(Data excerpts)
----

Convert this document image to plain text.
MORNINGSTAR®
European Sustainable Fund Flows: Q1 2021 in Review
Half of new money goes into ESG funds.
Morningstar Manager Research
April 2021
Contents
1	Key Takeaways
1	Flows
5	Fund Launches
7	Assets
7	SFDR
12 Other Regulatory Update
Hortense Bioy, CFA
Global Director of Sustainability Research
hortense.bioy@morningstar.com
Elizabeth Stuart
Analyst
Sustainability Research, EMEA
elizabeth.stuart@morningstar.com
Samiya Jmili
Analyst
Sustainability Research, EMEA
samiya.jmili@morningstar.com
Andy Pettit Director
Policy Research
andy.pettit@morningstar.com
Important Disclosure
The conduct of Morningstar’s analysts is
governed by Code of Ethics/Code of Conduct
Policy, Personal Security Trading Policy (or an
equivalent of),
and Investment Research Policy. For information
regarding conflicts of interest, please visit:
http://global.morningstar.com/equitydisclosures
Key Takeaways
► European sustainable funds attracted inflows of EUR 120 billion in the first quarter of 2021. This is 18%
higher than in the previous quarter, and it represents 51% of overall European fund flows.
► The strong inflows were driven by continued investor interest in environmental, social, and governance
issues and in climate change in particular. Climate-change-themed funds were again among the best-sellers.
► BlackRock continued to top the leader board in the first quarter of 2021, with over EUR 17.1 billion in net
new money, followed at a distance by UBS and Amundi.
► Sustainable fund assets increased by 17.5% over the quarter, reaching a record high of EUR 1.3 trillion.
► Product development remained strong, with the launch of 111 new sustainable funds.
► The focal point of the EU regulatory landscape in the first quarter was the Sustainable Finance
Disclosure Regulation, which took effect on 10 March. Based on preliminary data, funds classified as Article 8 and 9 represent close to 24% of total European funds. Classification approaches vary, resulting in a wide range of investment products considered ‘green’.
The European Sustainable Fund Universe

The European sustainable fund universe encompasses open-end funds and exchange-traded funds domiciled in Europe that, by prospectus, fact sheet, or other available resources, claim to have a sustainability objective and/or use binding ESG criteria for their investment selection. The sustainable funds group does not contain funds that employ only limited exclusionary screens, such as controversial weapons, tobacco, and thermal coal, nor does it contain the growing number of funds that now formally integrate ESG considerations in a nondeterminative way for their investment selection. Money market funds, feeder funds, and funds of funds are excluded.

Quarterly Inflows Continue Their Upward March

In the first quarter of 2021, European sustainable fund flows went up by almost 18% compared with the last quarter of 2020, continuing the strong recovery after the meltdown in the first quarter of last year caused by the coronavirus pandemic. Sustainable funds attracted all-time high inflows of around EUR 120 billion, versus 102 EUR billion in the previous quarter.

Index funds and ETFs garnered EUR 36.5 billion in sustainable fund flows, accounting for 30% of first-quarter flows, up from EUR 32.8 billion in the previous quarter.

----

TASK TO CARRY OUT: Would you output all the records above exactly as written?

ANSWER FOR THE TASK:
Convert this document image to plain text.
MORNINGSTAR®
European Sustainable Fund Flows: Q1 2021 in Review
Half of new money goes into ESG funds.
Morningstar Manager Research
April 2021
Contents
1	Key Takeaways
1	Flows
5	Fund Launches
7	Assets
7	SFDR
12 Other Regulatory Update
Hortense Bioy, CFA
Global Director of Sustainability Research
hortense.bioy@morningstar.com
Elizabeth Stuart
Analyst
Sustainability Research, EMEA
elizabeth.stuart@morningstar.com
Samiya Jmili
Analyst
Sustainability Research, EMEA
samiya.jmili@morningstar.com
Andy Pettit Director
Policy Research
andy.pettit@morningstar.com
Important Disclosure
The conduct of Morningstar’s analysts is
governed by Code of Ethics/Code of Conduct
Policy, Personal Security Trading Policy (or an
equivalent of),
and Investment Research Policy. For information
regarding conflicts of interest, please visit:
http://global.morningstar.com/equitydisclosures
Key Takeaways
► European sustainable funds attracted inflows of EUR 120 billion in the first quarter of 2021. This is 18%
higher than in the previous quarter, and it represents 51% of overall European fund flows.
► The strong inflows were driven by continued investor interest in environmental, social, and governance
issues and in climate change in particular. Climate-change-themed funds were again among the best-sellers.
► BlackRock continued to top the leader board in the first quarter of 2021, with over EUR 17.1 billion in net
new money, followed at a distance by UBS and Amundi.
► Sustainable fund assets increased by 17.5% over the quarter, reaching a record high of EUR 1.3 trillion.
► Product development remained strong, with the launch of 111 new sustainable funds.
► The focal point of the EU regulatory landscape in the first quarter was the Sustainable Finance
Disclosure Regulation, which took effect on 10 March. Based on preliminary data, funds classified as Article 8 and 9 represent close to 24% of total European funds. Classification approaches vary, resulting in a wide range of investment products considered ‘green’.
The European Sustainable Fund Universe

The European sustainable fund universe encompasses open-end funds and exchange-traded funds domiciled in Europe that, by prospectus, fact sheet, or other available resources, claim to have a sustainability objective and/or use binding ESG criteria for their investment selection. The sustainable funds group does not contain funds that employ only limited exclusionary screens, such as controversial weapons, tobacco, and thermal coal, nor does it contain the growing number of funds that now formally integrate ESG considerations in a nondeterminative way for their investment selection. Money market funds, feeder funds, and funds of funds are excluded.

Quarterly Inflows Continue Their Upward March

In the first quarter of 2021, European sustainable fund flows went up by almost 18% compared with the last quarter of 2020, continuing the strong recovery after the meltdown in the first quarter of last year caused by the coronavirus pandemic. Sustainable funds attracted all-time high inflows of around EUR 120 billion, versus 102 EUR billion in the previous quarter.

Index funds and ETFs garnered EUR 36.5 billion in sustainable fund flows, accounting for 30% of first-quarter flows, up from EUR 32.8 billion in the previous quarter.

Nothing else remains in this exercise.